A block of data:
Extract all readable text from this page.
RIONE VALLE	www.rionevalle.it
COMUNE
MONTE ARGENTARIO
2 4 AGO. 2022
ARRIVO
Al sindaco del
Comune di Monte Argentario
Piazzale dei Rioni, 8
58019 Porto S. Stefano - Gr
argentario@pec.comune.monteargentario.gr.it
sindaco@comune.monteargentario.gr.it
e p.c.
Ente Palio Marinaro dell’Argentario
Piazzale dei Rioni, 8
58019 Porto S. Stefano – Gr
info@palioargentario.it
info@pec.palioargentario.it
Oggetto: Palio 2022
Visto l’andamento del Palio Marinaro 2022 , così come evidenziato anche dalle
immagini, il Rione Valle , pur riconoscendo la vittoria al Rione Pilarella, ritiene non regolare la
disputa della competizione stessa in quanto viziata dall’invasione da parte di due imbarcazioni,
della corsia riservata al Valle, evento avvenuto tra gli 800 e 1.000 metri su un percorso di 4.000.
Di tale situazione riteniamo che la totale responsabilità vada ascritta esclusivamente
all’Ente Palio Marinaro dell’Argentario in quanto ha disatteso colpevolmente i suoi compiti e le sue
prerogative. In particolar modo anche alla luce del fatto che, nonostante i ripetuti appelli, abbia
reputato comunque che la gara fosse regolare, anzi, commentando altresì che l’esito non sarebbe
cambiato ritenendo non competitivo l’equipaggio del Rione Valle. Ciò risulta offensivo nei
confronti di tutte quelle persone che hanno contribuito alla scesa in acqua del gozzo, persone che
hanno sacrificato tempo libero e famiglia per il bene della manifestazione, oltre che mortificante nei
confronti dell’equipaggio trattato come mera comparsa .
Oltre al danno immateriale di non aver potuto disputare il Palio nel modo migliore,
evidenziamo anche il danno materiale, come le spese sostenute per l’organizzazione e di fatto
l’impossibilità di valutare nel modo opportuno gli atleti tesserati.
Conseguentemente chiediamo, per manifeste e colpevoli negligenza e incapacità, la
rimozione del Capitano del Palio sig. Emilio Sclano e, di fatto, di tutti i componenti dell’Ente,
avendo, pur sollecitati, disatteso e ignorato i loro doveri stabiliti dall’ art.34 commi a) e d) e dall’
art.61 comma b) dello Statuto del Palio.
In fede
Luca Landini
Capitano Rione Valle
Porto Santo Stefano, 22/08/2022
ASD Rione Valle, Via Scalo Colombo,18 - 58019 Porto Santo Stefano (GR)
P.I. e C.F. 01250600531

> [EXERCISE]: From the listing above, return each line with the word "come".

> [ANSWER TO THIS PROBLEM]:
Visto l’andamento del Palio Marinaro 2022 , così come evidenziato anche dalle
confronti dell’equipaggio trattato come mera comparsa .
evidenziamo anche il danno materiale, come le spese sostenute per l’organizzazione e di fatto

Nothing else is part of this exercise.